**Stated exercise:** Retype each line exactly. Skip images.

**Listed entries:**
......

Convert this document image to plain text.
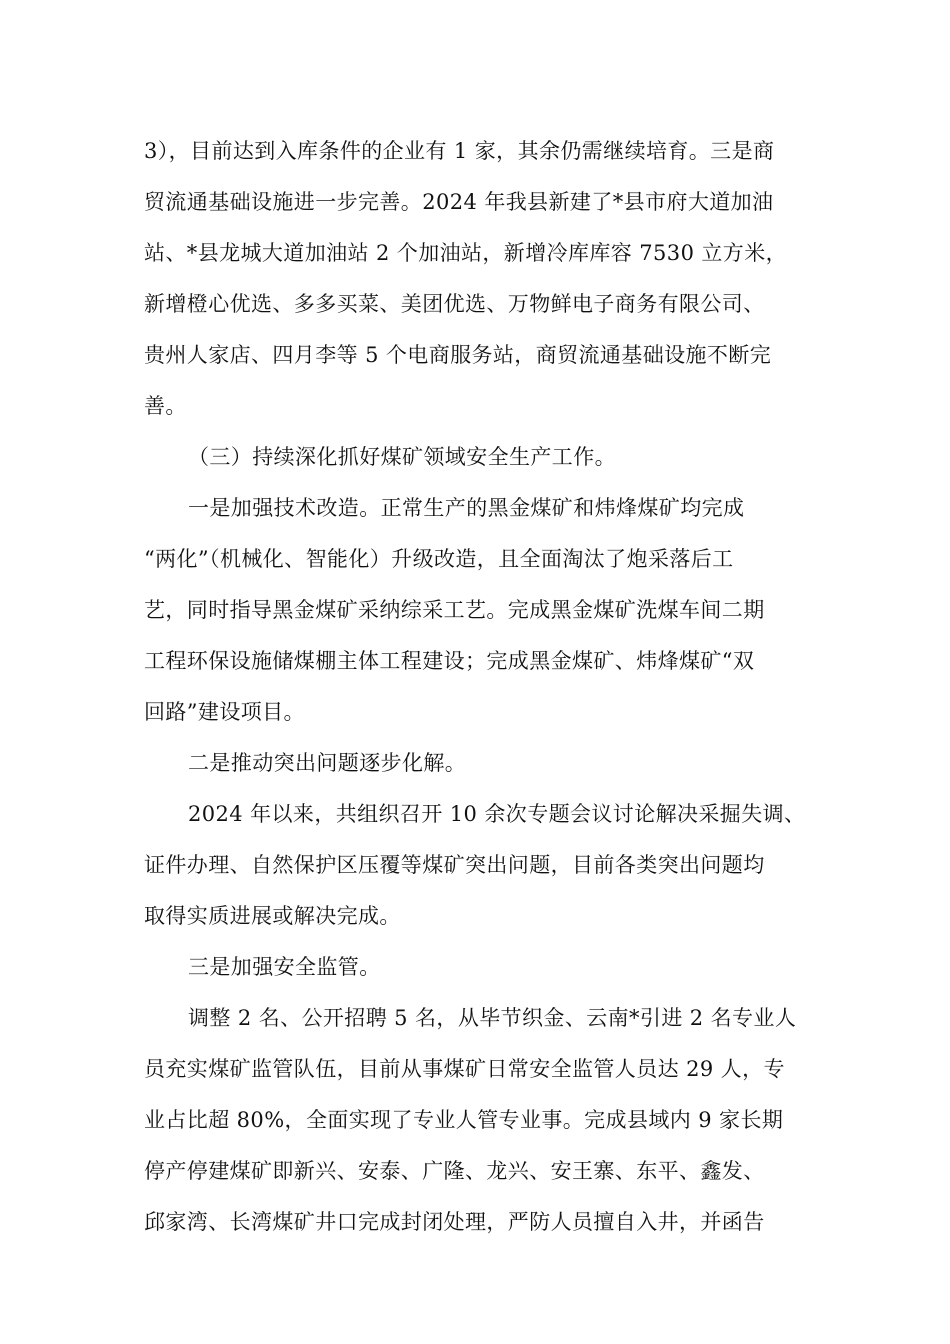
3），目前达到入库条件的企业有 1 家，其余仍需继续培育。三是商
贸流通基础设施进一步完善。2024 年我县新建了*县市府大道加油
站、*县龙城大道加油站 2 个加油站，新增冷库库容 7530 立方米，
新增橙心优选、多多买菜、美团优选、万物鲜电子商务有限公司、
贵州人家店、四月李等 5 个电商服务站，商贸流通基础设施不断完
善。
（三）持续深化抓好煤矿领域安全生产工作。
一是加强技术改造。正常生产的黑金煤矿和炜烽煤矿均完成
“两化”（机械化、智能化）升级改造，且全面淘汰了炮采落后工
艺，同时指导黑金煤矿采纳综采工艺。完成黑金煤矿洗煤车间二期
工程环保设施储煤棚主体工程建设；完成黑金煤矿、炜烽煤矿“双
回路”建设项目。
二是推动突出问题逐步化解。
2024 年以来，共组织召开 10 余次专题会议讨论解决采掘失调、
证件办理、自然保护区压覆等煤矿突出问题，目前各类突出问题均
取得实质进展或解决完成。
三是加强安全监管。
调整 2 名、公开招聘 5 名，从毕节织金、云南*引进 2 名专业人
员充实煤矿监管队伍，目前从事煤矿日常安全监管人员达 29 人，专
业占比超 80%，全面实现了专业人管专业事。完成县域内 9 家长期
停产停建煤矿即新兴、安泰、广隆、龙兴、安王寨、东平、鑫发、
邱家湾、长湾煤矿井口完成封闭处理，严防人员擅自入井，并函告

......

**Exercise solution:**
Convert this document image to plain text.
3），目前达到入库条件的企业有 1 家，其余仍需继续培育。三是商
贸流通基础设施进一步完善。2024 年我县新建了*县市府大道加油
站、*县龙城大道加油站 2 个加油站，新增冷库库容 7530 立方米，
新增橙心优选、多多买菜、美团优选、万物鲜电子商务有限公司、
贵州人家店、四月李等 5 个电商服务站，商贸流通基础设施不断完
善。
（三）持续深化抓好煤矿领域安全生产工作。
一是加强技术改造。正常生产的黑金煤矿和炜烽煤矿均完成
“两化”（机械化、智能化）升级改造，且全面淘汰了炮采落后工
艺，同时指导黑金煤矿采纳综采工艺。完成黑金煤矿洗煤车间二期
工程环保设施储煤棚主体工程建设；完成黑金煤矿、炜烽煤矿“双
回路”建设项目。
二是推动突出问题逐步化解。
2024 年以来，共组织召开 10 余次专题会议讨论解决采掘失调、
证件办理、自然保护区压覆等煤矿突出问题，目前各类突出问题均
取得实质进展或解决完成。
三是加强安全监管。
调整 2 名、公开招聘 5 名，从毕节织金、云南*引进 2 名专业人
员充实煤矿监管队伍，目前从事煤矿日常安全监管人员达 29 人，专
业占比超 80%，全面实现了专业人管专业事。完成县域内 9 家长期
停产停建煤矿即新兴、安泰、广隆、龙兴、安王寨、东平、鑫发、
邱家湾、长湾煤矿井口完成封闭处理，严防人员擅自入井，并函告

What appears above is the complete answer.